Print every record below exactly as written.
─── EXCERPTED DATA
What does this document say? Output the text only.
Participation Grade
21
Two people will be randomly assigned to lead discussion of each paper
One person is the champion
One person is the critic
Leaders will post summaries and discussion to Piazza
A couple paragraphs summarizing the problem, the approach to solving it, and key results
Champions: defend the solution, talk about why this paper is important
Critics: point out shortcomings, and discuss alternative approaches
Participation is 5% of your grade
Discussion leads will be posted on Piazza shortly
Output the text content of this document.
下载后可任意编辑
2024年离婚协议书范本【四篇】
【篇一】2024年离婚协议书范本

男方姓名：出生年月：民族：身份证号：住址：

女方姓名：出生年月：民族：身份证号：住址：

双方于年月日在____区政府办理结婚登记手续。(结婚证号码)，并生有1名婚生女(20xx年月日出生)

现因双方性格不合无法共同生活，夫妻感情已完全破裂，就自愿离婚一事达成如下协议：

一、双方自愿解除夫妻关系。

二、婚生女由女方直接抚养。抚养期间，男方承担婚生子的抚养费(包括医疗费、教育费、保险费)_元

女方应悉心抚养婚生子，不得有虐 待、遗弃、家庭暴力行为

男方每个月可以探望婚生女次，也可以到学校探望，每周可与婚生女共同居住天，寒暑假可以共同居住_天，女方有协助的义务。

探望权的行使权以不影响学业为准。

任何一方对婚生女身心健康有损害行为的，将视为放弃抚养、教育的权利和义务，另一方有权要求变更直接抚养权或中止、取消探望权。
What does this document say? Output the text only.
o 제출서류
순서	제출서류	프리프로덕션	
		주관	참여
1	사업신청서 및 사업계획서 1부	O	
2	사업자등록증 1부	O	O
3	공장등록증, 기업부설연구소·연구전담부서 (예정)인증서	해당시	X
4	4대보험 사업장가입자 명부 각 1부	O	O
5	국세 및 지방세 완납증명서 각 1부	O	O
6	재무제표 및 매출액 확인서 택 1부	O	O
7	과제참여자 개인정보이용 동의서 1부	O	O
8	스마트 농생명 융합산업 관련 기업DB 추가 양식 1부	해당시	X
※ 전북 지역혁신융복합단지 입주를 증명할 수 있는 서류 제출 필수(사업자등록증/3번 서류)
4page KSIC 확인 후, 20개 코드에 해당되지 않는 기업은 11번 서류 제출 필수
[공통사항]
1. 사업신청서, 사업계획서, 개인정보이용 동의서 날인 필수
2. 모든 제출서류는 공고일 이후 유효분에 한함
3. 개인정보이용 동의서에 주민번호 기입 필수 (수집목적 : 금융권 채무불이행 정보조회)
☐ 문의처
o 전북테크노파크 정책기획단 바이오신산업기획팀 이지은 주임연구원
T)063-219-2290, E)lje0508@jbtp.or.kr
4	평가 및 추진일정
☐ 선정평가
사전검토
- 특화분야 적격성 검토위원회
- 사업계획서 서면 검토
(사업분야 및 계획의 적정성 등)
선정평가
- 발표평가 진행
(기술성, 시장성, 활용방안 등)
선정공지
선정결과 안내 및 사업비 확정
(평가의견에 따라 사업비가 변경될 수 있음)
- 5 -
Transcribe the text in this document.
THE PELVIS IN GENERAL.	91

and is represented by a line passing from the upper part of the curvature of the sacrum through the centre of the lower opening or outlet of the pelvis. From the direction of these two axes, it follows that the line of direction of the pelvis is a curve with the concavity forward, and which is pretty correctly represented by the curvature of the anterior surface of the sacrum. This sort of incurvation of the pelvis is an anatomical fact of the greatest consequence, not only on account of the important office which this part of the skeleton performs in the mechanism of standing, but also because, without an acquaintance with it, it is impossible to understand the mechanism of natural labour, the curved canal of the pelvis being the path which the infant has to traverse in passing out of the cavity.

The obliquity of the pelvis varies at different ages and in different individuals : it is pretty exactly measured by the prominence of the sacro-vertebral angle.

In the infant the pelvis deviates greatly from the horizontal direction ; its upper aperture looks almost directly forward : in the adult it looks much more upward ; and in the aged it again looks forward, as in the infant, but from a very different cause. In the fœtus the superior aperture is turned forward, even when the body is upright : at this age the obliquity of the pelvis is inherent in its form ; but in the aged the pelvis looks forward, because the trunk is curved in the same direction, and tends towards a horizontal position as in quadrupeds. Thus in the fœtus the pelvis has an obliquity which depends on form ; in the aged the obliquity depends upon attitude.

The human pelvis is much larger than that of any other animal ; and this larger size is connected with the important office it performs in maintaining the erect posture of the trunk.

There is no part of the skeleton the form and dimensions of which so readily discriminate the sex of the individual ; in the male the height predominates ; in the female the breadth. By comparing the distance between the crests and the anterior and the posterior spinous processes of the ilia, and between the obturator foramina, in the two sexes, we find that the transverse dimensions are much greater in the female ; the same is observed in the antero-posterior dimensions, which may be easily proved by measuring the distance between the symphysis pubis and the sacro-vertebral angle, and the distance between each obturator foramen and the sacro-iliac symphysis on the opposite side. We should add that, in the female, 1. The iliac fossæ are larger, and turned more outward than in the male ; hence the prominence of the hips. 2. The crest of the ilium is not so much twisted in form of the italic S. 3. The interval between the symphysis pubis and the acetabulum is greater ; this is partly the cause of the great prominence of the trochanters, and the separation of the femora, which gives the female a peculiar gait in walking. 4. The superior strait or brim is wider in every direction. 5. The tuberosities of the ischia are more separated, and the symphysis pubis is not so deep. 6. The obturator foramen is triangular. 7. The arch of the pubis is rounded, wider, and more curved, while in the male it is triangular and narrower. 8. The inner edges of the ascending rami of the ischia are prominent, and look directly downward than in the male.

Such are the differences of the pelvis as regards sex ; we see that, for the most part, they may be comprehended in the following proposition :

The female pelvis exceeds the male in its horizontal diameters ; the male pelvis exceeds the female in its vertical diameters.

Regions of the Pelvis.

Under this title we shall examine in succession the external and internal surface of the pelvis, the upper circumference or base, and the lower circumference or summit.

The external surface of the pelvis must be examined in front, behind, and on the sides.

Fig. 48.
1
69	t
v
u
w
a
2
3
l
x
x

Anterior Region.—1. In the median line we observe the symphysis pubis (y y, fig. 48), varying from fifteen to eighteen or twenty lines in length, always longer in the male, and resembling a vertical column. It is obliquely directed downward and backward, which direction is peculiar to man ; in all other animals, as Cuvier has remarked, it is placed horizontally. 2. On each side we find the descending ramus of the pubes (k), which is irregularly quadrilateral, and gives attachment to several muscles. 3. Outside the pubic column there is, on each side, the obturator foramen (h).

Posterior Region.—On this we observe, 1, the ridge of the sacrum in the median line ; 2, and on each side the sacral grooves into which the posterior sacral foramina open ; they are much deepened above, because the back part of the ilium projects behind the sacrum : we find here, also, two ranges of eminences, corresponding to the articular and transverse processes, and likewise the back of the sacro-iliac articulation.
──────
• [SOLUTION TO THIS TASK]:
What does this document say? Output the text only.
Participation Grade
21
Two people will be randomly assigned to lead discussion of each paper
One person is the champion
One person is the critic
Leaders will post summaries and discussion to Piazza
A couple paragraphs summarizing the problem, the approach to solving it, and key results
Champions: defend the solution, talk about why this paper is important
Critics: point out shortcomings, and discuss alternative approaches
Participation is 5% of your grade
Discussion leads will be posted on Piazza shortly
Output the text content of this document.
下载后可任意编辑
2024年离婚协议书范本【四篇】
【篇一】2024年离婚协议书范本

男方姓名：出生年月：民族：身份证号：住址：

女方姓名：出生年月：民族：身份证号：住址：

双方于年月日在____区政府办理结婚登记手续。(结婚证号码)，并生有1名婚生女(20xx年月日出生)

现因双方性格不合无法共同生活，夫妻感情已完全破裂，就自愿离婚一事达成如下协议：

一、双方自愿解除夫妻关系。

二、婚生女由女方直接抚养。抚养期间，男方承担婚生子的抚养费(包括医疗费、教育费、保险费)_元

女方应悉心抚养婚生子，不得有虐 待、遗弃、家庭暴力行为

男方每个月可以探望婚生女次，也可以到学校探望，每周可与婚生女共同居住天，寒暑假可以共同居住_天，女方有协助的义务。

探望权的行使权以不影响学业为准。

任何一方对婚生女身心健康有损害行为的，将视为放弃抚养、教育的权利和义务，另一方有权要求变更直接抚养权或中止、取消探望权。
What does this document say? Output the text only.
o 제출서류
순서	제출서류	프리프로덕션	
		주관	참여
1	사업신청서 및 사업계획서 1부	O	
2	사업자등록증 1부	O	O
3	공장등록증, 기업부설연구소·연구전담부서 (예정)인증서	해당시	X
4	4대보험 사업장가입자 명부 각 1부	O	O
5	국세 및 지방세 완납증명서 각 1부	O	O
6	재무제표 및 매출액 확인서 택 1부	O	O
7	과제참여자 개인정보이용 동의서 1부	O	O
8	스마트 농생명 융합산업 관련 기업DB 추가 양식 1부	해당시	X
※ 전북 지역혁신융복합단지 입주를 증명할 수 있는 서류 제출 필수(사업자등록증/3번 서류)
4page KSIC 확인 후, 20개 코드에 해당되지 않는 기업은 11번 서류 제출 필수
[공통사항]
1. 사업신청서, 사업계획서, 개인정보이용 동의서 날인 필수
2. 모든 제출서류는 공고일 이후 유효분에 한함
3. 개인정보이용 동의서에 주민번호 기입 필수 (수집목적 : 금융권 채무불이행 정보조회)
☐ 문의처
o 전북테크노파크 정책기획단 바이오신산업기획팀 이지은 주임연구원
T)063-219-2290, E)lje0508@jbtp.or.kr
4	평가 및 추진일정
☐ 선정평가
사전검토
- 특화분야 적격성 검토위원회
- 사업계획서 서면 검토
(사업분야 및 계획의 적정성 등)
선정평가
- 발표평가 진행
(기술성, 시장성, 활용방안 등)
선정공지
선정결과 안내 및 사업비 확정
(평가의견에 따라 사업비가 변경될 수 있음)
- 5 -
Transcribe the text in this document.
THE PELVIS IN GENERAL.	91

and is represented by a line passing from the upper part of the curvature of the sacrum through the centre of the lower opening or outlet of the pelvis. From the direction of these two axes, it follows that the line of direction of the pelvis is a curve with the concavity forward, and which is pretty correctly represented by the curvature of the anterior surface of the sacrum. This sort of incurvation of the pelvis is an anatomical fact of the greatest consequence, not only on account of the important office which this part of the skeleton performs in the mechanism of standing, but also because, without an acquaintance with it, it is impossible to understand the mechanism of natural labour, the curved canal of the pelvis being the path which the infant has to traverse in passing out of the cavity.

The obliquity of the pelvis varies at different ages and in different individuals : it is pretty exactly measured by the prominence of the sacro-vertebral angle.

In the infant the pelvis deviates greatly from the horizontal direction ; its upper aperture looks almost directly forward : in the adult it looks much more upward ; and in the aged it again looks forward, as in the infant, but from a very different cause. In the fœtus the superior aperture is turned forward, even when the body is upright : at this age the obliquity of the pelvis is inherent in its form ; but in the aged the pelvis looks forward, because the trunk is curved in the same direction, and tends towards a horizontal position as in quadrupeds. Thus in the fœtus the pelvis has an obliquity which depends on form ; in the aged the obliquity depends upon attitude.

The human pelvis is much larger than that of any other animal ; and this larger size is connected with the important office it performs in maintaining the erect posture of the trunk.

There is no part of the skeleton the form and dimensions of which so readily discriminate the sex of the individual ; in the male the height predominates ; in the female the breadth. By comparing the distance between the crests and the anterior and the posterior spinous processes of the ilia, and between the obturator foramina, in the two sexes, we find that the transverse dimensions are much greater in the female ; the same is observed in the antero-posterior dimensions, which may be easily proved by measuring the distance between the symphysis pubis and the sacro-vertebral angle, and the distance between each obturator foramen and the sacro-iliac symphysis on the opposite side. We should add that, in the female, 1. The iliac fossæ are larger, and turned more outward than in the male ; hence the prominence of the hips. 2. The crest of the ilium is not so much twisted in form of the italic S. 3. The interval between the symphysis pubis and the acetabulum is greater ; this is partly the cause of the great prominence of the trochanters, and the separation of the femora, which gives the female a peculiar gait in walking. 4. The superior strait or brim is wider in every direction. 5. The tuberosities of the ischia are more separated, and the symphysis pubis is not so deep. 6. The obturator foramen is triangular. 7. The arch of the pubis is rounded, wider, and more curved, while in the male it is triangular and narrower. 8. The inner edges of the ascending rami of the ischia are prominent, and look directly downward than in the male.

Such are the differences of the pelvis as regards sex ; we see that, for the most part, they may be comprehended in the following proposition :

The female pelvis exceeds the male in its horizontal diameters ; the male pelvis exceeds the female in its vertical diameters.

Regions of the Pelvis.

Under this title we shall examine in succession the external and internal surface of the pelvis, the upper circumference or base, and the lower circumference or summit.

The external surface of the pelvis must be examined in front, behind, and on the sides.

Fig. 48.
1
69	t
v
u
w
a
2
3
l
x
x

Anterior Region.—1. In the median line we observe the symphysis pubis (y y, fig. 48), varying from fifteen to eighteen or twenty lines in length, always longer in the male, and resembling a vertical column. It is obliquely directed downward and backward, which direction is peculiar to man ; in all other animals, as Cuvier has remarked, it is placed horizontally. 2. On each side we find the descending ramus of the pubes (k), which is irregularly quadrilateral, and gives attachment to several muscles. 3. Outside the pubic column there is, on each side, the obturator foramen (h).

Posterior Region.—On this we observe, 1, the ridge of the sacrum in the median line ; 2, and on each side the sacral grooves into which the posterior sacral foramina open ; they are much deepened above, because the back part of the ilium projects behind the sacrum : we find here, also, two ranges of eminences, corresponding to the articular and transverse processes, and likewise the back of the sacro-iliac articulation.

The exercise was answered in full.